Given exercise:
Please copy the data from its first line through the line containing "fig3-note: ＊は Fisher", renaming "arrow-icon" as "arrow-marker" and leaving everything else unchanged.
#### Data in this exercise
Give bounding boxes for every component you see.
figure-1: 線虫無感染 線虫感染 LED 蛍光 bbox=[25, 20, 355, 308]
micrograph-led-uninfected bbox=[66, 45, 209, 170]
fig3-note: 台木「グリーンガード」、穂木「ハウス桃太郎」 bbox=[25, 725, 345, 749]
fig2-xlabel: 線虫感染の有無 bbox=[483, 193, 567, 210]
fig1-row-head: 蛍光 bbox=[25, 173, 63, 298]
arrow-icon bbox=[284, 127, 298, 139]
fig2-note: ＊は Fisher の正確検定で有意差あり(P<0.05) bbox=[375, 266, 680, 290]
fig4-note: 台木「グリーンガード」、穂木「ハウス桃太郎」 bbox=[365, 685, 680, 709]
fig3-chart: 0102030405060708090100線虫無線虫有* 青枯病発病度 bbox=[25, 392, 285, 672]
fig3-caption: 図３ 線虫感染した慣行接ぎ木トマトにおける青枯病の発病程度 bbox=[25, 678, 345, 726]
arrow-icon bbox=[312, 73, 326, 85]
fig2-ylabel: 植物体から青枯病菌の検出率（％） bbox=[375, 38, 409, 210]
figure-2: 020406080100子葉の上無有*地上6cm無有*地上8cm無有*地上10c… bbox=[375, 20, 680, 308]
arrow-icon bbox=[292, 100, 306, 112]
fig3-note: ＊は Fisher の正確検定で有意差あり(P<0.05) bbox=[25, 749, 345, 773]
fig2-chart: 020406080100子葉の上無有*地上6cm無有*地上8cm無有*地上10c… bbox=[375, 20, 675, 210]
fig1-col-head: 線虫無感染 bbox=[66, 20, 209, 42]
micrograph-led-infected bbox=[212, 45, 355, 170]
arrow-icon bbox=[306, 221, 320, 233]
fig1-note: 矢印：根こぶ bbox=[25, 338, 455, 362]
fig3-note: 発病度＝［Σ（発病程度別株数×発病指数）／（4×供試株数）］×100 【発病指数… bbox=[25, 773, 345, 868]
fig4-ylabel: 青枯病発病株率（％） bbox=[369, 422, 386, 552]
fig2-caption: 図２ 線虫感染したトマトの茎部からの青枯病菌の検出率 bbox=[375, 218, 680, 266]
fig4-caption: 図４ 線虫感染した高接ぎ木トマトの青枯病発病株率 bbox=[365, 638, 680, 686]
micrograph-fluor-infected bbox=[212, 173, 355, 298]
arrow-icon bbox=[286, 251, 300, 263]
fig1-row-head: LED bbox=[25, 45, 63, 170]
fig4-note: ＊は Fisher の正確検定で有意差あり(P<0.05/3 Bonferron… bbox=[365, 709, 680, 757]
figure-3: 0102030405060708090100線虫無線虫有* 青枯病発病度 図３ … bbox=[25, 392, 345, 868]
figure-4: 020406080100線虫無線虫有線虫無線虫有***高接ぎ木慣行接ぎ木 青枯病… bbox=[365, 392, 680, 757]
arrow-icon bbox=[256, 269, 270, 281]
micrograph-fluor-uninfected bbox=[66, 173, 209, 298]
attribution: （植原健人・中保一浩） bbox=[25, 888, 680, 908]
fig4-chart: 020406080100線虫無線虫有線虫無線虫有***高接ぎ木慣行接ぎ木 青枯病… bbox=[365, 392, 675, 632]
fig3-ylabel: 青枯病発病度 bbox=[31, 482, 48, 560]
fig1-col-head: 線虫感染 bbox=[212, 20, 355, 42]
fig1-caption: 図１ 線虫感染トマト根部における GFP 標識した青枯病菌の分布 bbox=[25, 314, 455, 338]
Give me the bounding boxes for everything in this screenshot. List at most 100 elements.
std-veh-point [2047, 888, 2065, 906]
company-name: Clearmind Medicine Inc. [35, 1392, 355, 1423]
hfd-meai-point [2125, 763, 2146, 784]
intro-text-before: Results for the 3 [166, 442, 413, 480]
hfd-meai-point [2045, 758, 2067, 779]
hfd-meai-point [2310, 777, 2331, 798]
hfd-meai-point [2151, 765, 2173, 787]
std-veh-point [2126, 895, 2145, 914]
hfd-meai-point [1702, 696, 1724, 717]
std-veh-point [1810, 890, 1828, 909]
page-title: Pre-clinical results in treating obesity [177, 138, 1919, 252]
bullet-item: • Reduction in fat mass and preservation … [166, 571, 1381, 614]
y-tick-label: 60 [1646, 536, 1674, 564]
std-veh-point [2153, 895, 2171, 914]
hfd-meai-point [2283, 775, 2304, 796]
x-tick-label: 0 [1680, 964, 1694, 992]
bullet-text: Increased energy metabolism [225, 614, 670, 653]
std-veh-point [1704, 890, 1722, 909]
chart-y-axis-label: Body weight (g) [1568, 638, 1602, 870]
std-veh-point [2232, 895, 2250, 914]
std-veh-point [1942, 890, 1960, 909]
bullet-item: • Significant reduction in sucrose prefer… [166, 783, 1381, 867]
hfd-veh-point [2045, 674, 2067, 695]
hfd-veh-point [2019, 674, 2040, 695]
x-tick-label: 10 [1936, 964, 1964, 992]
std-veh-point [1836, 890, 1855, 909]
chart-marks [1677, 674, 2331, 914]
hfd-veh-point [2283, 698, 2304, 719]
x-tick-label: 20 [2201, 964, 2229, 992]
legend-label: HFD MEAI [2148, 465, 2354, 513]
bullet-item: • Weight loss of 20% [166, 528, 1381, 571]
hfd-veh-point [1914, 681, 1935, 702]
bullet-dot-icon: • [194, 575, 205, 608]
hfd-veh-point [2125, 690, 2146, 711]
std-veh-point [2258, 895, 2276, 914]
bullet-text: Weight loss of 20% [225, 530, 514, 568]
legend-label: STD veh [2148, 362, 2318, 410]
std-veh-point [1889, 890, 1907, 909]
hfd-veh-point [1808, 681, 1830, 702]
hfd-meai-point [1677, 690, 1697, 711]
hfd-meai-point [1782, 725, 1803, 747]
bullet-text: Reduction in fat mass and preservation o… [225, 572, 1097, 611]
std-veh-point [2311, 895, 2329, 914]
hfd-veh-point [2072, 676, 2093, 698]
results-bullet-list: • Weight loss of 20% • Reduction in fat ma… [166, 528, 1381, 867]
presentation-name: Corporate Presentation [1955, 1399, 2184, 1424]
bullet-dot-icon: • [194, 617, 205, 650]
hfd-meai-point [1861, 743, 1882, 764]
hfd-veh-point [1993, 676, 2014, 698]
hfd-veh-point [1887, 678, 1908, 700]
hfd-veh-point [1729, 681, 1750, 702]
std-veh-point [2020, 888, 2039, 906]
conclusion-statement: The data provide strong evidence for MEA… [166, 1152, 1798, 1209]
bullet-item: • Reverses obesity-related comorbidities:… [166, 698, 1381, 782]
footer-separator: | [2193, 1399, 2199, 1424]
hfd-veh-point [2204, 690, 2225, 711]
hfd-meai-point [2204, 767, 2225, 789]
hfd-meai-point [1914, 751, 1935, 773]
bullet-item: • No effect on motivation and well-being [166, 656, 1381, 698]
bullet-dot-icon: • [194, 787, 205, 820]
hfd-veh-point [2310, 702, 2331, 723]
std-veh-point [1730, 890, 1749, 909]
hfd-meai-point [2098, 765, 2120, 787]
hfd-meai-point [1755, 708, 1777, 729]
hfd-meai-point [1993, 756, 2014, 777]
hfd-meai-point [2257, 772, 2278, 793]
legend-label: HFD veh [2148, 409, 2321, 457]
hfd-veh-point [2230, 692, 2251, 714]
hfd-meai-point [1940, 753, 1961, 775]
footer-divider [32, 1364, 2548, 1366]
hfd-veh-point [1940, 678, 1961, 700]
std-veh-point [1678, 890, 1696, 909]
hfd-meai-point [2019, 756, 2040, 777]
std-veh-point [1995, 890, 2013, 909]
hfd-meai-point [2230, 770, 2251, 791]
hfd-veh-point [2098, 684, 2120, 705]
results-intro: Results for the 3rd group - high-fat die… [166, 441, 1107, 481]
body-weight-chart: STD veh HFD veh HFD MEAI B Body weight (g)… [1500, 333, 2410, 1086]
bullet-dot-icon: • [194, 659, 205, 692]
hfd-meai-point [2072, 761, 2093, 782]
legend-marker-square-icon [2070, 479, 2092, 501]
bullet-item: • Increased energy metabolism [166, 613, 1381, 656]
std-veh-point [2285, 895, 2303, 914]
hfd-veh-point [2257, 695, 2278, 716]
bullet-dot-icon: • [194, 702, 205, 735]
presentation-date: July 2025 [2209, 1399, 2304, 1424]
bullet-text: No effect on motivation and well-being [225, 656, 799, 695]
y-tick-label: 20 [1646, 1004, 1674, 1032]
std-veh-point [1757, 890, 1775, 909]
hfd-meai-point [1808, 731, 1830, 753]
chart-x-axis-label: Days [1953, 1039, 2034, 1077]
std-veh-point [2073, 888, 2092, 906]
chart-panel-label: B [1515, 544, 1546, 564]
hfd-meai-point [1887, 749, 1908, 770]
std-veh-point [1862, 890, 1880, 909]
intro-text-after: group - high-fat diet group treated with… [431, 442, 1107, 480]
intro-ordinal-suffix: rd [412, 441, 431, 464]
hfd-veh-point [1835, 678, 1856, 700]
########
Expected answer:
Give bounding boxes for every component you see.
figure-1: 線虫無感染 線虫感染 LED 蛍光 bbox=[25, 20, 355, 308]
micrograph-led-uninfected bbox=[66, 45, 209, 170]
fig3-note: 台木「グリーンガード」、穂木「ハウス桃太郎」 bbox=[25, 725, 345, 749]
fig2-xlabel: 線虫感染の有無 bbox=[483, 193, 567, 210]
fig1-row-head: 蛍光 bbox=[25, 173, 63, 298]
arrow-marker bbox=[284, 127, 298, 139]
fig2-note: ＊は Fisher の正確検定で有意差あり(P<0.05) bbox=[375, 266, 680, 290]
fig4-note: 台木「グリーンガード」、穂木「ハウス桃太郎」 bbox=[365, 685, 680, 709]
fig3-chart: 0102030405060708090100線虫無線虫有* 青枯病発病度 bbox=[25, 392, 285, 672]
fig3-caption: 図３ 線虫感染した慣行接ぎ木トマトにおける青枯病の発病程度 bbox=[25, 678, 345, 726]
arrow-marker bbox=[312, 73, 326, 85]
fig2-ylabel: 植物体から青枯病菌の検出率（％） bbox=[375, 38, 409, 210]
figure-2: 020406080100子葉の上無有*地上6cm無有*地上8cm無有*地上10c… bbox=[375, 20, 680, 308]
arrow-marker bbox=[292, 100, 306, 112]
fig3-note: ＊は Fisher の正確検定で有意差あり(P<0.05) bbox=[25, 749, 345, 773]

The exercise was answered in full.